======== INPUT
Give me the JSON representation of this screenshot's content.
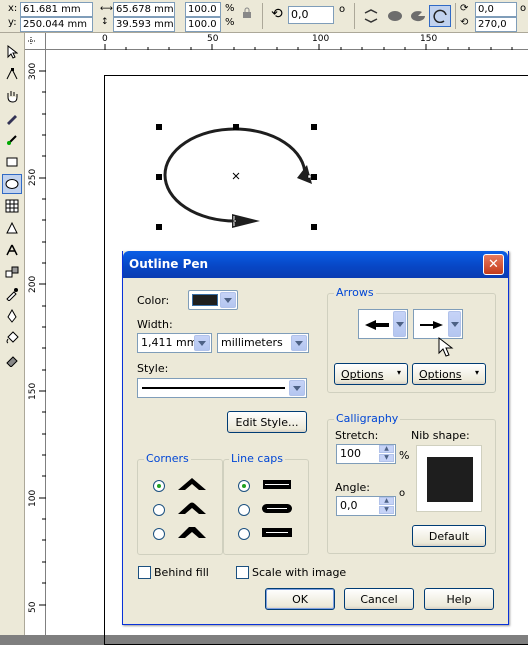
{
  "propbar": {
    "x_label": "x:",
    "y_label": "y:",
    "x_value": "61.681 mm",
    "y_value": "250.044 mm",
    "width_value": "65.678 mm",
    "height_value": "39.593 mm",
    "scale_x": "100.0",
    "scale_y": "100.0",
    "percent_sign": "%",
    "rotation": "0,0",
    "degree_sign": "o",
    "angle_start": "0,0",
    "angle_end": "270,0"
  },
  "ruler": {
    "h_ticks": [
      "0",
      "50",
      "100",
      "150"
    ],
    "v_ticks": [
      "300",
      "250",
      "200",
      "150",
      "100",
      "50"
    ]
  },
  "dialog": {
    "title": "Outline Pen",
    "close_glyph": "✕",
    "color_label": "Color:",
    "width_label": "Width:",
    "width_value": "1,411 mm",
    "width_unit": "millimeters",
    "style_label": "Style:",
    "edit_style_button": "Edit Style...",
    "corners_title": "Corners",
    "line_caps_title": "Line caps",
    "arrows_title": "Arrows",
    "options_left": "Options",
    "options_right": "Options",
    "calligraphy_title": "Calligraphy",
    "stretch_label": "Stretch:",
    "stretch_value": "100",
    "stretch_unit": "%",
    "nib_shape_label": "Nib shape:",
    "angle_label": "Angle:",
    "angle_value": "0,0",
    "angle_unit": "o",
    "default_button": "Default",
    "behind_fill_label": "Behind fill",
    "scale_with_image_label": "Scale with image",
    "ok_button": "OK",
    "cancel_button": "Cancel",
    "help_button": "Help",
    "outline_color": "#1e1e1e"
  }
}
================
======== INPUT
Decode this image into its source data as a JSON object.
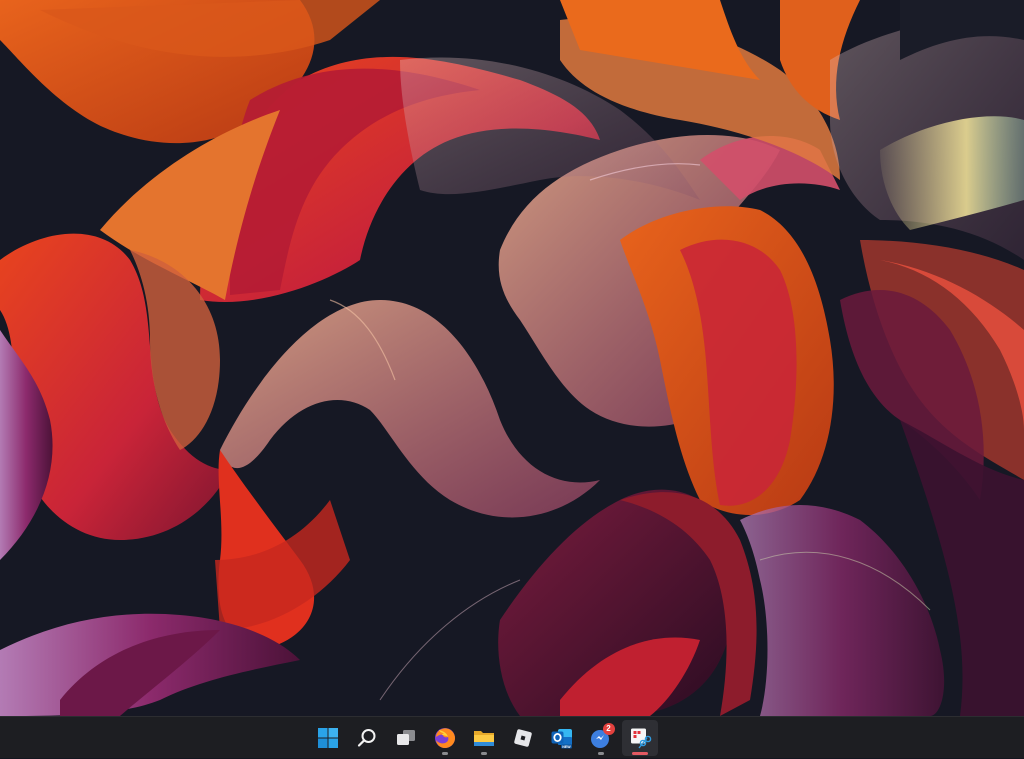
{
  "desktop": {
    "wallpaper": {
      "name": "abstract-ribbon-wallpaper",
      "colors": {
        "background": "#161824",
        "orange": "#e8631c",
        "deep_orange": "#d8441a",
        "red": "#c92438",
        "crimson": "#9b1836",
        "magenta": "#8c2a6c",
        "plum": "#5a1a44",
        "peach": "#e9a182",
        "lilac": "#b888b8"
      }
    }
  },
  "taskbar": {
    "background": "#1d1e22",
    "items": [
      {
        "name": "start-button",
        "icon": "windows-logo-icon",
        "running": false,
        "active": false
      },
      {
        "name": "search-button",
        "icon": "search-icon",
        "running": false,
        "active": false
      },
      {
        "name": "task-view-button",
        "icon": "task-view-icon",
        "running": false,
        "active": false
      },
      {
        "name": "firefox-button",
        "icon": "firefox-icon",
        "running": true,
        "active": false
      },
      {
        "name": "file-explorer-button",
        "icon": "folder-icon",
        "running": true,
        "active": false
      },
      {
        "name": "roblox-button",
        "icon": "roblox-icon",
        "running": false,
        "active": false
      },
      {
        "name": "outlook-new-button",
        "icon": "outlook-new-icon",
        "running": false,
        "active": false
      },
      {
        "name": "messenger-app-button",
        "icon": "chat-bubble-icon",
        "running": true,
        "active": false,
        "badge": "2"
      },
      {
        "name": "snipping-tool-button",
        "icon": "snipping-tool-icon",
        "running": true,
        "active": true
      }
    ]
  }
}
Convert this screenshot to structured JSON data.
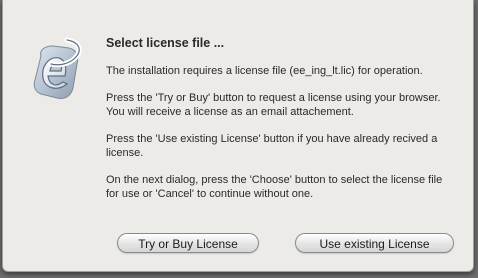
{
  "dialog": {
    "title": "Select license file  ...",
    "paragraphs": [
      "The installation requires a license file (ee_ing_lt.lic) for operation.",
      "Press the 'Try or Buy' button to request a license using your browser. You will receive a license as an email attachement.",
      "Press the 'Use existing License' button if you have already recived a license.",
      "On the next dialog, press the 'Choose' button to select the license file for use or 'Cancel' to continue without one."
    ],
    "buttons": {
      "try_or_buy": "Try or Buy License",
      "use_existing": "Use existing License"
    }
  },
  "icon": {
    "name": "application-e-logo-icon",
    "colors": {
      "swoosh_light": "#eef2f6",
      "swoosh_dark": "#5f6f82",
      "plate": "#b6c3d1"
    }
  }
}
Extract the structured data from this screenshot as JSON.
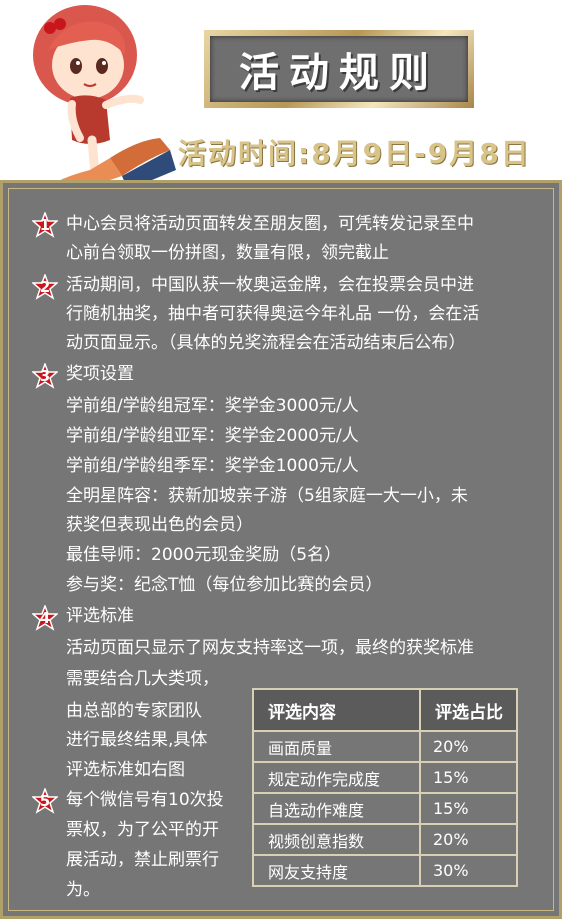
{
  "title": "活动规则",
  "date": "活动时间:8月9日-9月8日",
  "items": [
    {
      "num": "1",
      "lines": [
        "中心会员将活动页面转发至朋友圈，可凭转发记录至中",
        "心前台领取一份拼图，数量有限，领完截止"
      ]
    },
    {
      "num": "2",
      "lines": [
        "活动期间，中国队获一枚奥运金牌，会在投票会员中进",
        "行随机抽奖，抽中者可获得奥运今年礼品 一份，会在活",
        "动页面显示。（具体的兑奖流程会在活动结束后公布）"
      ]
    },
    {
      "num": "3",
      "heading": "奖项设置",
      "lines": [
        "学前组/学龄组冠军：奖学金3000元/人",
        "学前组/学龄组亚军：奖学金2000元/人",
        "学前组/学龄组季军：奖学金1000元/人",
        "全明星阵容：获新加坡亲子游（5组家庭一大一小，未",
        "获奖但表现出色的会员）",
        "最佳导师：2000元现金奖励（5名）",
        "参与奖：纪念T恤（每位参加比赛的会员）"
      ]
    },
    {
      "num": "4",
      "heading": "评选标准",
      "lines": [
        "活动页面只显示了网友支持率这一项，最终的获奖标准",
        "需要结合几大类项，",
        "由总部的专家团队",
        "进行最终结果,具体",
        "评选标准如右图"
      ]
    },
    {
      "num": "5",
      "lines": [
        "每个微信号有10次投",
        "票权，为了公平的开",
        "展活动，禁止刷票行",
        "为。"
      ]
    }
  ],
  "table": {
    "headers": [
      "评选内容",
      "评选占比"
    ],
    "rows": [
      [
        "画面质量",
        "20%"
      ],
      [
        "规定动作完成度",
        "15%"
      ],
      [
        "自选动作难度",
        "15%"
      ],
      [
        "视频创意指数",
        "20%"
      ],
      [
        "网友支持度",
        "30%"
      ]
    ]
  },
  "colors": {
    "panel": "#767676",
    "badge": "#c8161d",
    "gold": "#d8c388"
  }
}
================
WHAT YOU NEED TO DO:
Find the word "wallpaper" in the material, then list each line that holds it.

SOLUTION TO THE PROBLEM:
    "wallpaper": {
      "name": "abstract-ribbon-wallpaper",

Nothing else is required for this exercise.